[START OF Raw data]

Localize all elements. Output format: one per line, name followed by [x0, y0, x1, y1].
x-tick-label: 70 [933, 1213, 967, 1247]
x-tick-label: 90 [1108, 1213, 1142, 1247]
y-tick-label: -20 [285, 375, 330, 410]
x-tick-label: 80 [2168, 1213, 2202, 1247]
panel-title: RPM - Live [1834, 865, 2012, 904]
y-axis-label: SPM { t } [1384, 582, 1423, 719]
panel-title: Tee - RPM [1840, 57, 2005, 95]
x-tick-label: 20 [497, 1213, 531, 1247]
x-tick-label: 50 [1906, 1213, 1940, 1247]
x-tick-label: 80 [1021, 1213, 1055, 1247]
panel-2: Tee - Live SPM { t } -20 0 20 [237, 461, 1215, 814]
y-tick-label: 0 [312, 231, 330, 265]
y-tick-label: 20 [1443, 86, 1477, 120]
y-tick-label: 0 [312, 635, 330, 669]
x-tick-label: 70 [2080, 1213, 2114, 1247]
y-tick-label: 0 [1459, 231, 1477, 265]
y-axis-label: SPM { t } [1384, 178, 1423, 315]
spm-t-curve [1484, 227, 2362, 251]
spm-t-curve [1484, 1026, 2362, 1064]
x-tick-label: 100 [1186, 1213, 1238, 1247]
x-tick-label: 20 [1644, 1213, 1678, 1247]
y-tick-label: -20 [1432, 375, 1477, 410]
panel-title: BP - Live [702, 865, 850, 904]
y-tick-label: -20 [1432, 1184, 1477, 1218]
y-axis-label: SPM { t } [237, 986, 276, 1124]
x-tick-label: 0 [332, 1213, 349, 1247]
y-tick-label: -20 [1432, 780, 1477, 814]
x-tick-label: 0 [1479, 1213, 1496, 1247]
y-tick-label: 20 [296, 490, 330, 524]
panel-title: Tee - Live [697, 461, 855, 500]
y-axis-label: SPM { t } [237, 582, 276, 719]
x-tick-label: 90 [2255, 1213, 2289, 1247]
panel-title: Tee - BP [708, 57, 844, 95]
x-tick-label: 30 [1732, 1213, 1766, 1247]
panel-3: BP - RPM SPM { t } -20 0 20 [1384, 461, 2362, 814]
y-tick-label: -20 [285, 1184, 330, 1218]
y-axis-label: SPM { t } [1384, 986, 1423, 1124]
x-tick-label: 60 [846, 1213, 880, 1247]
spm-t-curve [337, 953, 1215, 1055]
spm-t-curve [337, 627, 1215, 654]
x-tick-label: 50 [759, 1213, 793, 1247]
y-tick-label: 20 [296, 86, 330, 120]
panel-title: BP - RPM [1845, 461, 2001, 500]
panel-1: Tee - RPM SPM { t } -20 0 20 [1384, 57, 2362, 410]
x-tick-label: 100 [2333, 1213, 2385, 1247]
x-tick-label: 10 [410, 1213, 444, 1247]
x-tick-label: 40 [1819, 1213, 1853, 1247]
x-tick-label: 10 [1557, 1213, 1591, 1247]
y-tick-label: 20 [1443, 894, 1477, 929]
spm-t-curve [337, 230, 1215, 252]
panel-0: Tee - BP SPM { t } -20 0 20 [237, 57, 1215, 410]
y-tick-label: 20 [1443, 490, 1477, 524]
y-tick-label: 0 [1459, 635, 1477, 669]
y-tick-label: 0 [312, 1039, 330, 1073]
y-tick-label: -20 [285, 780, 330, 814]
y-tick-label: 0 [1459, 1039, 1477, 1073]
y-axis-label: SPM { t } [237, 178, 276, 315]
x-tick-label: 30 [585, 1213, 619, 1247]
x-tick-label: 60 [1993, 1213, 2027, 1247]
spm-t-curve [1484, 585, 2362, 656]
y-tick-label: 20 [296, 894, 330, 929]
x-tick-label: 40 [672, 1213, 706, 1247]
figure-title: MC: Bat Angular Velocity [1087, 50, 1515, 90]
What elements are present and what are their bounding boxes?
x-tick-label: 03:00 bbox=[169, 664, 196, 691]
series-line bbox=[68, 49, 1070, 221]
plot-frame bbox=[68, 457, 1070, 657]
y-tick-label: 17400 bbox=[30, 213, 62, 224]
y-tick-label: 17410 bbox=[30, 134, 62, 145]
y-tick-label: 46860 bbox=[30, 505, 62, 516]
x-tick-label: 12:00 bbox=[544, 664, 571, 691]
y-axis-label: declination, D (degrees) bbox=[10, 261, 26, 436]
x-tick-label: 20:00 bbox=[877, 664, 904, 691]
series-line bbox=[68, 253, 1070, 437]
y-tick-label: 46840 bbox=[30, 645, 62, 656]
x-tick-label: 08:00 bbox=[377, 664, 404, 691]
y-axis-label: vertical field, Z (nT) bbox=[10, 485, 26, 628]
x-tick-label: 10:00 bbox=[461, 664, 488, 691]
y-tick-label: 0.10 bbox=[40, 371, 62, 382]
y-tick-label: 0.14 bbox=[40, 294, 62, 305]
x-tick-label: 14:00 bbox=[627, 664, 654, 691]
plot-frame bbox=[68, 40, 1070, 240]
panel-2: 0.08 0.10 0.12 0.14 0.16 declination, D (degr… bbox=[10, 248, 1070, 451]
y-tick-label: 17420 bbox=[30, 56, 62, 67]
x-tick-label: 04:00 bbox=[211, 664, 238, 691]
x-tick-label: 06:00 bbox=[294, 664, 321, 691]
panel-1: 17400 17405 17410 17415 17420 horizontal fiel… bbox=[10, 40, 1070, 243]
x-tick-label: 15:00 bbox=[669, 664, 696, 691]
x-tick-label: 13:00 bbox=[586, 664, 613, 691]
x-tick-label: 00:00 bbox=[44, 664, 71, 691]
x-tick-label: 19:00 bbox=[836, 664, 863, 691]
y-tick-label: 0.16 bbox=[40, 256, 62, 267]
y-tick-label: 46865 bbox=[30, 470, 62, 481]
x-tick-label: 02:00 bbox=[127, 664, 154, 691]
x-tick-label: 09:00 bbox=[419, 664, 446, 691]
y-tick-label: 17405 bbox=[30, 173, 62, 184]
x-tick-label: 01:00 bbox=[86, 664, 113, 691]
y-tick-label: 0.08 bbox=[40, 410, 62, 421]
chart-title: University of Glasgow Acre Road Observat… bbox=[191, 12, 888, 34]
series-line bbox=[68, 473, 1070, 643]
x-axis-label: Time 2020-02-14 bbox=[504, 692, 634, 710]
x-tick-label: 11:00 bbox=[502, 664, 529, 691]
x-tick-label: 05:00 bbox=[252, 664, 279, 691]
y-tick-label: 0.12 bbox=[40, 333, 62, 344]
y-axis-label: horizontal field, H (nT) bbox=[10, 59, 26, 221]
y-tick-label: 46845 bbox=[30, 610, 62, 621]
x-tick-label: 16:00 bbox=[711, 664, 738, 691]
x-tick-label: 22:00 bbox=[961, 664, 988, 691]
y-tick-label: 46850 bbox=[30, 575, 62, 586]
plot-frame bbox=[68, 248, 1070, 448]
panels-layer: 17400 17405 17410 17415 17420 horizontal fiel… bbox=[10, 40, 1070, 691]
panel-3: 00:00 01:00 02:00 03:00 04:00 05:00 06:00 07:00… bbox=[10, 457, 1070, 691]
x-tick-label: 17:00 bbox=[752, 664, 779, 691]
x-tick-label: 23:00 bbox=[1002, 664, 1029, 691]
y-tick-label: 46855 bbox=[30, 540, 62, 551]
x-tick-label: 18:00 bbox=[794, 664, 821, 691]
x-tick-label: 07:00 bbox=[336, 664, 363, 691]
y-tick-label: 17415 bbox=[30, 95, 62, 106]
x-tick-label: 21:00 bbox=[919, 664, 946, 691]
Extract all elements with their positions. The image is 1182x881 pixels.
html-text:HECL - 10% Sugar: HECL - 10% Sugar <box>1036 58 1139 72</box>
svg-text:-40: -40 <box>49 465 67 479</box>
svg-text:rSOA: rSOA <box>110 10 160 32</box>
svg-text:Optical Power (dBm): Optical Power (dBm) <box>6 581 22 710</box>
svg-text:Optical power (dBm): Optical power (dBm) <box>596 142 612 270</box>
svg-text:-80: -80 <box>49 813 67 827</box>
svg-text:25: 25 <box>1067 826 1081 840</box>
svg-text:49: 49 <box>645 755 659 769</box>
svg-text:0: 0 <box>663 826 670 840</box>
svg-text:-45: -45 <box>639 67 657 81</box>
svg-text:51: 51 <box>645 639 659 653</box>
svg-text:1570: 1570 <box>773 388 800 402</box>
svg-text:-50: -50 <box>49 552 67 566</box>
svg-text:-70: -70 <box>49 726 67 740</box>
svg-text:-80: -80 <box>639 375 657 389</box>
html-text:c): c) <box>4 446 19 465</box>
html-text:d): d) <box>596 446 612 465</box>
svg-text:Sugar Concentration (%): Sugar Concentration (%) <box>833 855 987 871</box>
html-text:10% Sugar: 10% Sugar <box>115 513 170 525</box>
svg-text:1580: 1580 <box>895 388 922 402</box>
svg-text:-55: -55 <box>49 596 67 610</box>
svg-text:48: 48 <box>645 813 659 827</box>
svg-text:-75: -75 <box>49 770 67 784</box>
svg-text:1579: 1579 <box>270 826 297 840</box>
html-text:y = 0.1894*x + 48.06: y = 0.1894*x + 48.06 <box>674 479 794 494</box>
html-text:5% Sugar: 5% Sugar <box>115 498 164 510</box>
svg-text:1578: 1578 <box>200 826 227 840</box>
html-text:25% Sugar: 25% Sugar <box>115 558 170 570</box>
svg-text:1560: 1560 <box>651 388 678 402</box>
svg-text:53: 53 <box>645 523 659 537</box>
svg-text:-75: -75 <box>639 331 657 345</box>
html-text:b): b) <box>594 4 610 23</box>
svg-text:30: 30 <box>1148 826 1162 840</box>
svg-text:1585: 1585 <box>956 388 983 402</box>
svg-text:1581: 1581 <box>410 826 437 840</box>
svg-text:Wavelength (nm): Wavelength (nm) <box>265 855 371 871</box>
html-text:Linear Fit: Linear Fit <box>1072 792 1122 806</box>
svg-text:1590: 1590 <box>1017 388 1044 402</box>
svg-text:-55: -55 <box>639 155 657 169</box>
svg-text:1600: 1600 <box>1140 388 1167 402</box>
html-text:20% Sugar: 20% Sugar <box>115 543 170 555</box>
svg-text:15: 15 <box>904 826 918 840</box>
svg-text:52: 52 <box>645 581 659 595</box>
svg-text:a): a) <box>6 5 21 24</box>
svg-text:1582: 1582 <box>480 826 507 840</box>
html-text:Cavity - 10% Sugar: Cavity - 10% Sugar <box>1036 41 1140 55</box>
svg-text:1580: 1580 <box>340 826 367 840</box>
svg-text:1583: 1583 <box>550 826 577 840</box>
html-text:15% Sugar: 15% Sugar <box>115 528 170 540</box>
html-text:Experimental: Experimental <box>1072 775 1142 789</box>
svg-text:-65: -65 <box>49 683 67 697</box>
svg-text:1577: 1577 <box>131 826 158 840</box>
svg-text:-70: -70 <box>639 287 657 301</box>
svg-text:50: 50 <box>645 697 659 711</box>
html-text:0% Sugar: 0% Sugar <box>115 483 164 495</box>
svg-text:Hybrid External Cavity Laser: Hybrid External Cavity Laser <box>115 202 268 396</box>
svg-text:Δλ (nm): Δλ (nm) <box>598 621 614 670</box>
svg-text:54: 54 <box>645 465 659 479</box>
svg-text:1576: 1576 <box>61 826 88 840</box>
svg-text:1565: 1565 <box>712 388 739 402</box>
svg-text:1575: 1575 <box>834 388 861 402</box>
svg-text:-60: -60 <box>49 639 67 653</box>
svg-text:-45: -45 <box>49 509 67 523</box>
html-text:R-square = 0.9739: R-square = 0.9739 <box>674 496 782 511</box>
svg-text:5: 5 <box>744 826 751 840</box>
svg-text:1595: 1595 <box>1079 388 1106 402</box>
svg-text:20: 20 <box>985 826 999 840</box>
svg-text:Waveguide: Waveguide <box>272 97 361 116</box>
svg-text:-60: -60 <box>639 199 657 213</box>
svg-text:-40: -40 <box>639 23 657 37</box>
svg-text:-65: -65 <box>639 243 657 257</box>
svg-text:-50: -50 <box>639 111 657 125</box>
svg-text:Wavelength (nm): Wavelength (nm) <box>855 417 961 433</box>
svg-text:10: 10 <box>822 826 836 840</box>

[END OF Raw data]

### Aim of the task
Reproduce the rows from the very first one up to and including the line that contains "spm-t-curve [1484, 227, 2362, 251]".

### Task output
Localize all elements. Output format: one per line, name followed by [x0, y0, x1, y1].
x-tick-label: 70 [933, 1213, 967, 1247]
x-tick-label: 90 [1108, 1213, 1142, 1247]
y-tick-label: -20 [285, 375, 330, 410]
x-tick-label: 80 [2168, 1213, 2202, 1247]
panel-title: RPM - Live [1834, 865, 2012, 904]
y-axis-label: SPM { t } [1384, 582, 1423, 719]
panel-title: Tee - RPM [1840, 57, 2005, 95]
x-tick-label: 20 [497, 1213, 531, 1247]
x-tick-label: 50 [1906, 1213, 1940, 1247]
x-tick-label: 80 [1021, 1213, 1055, 1247]
panel-2: Tee - Live SPM { t } -20 0 20 [237, 461, 1215, 814]
y-tick-label: 0 [312, 231, 330, 265]
y-tick-label: 20 [1443, 86, 1477, 120]
y-tick-label: 0 [312, 635, 330, 669]
x-tick-label: 70 [2080, 1213, 2114, 1247]
y-tick-label: 0 [1459, 231, 1477, 265]
y-axis-label: SPM { t } [1384, 178, 1423, 315]
spm-t-curve [1484, 227, 2362, 251]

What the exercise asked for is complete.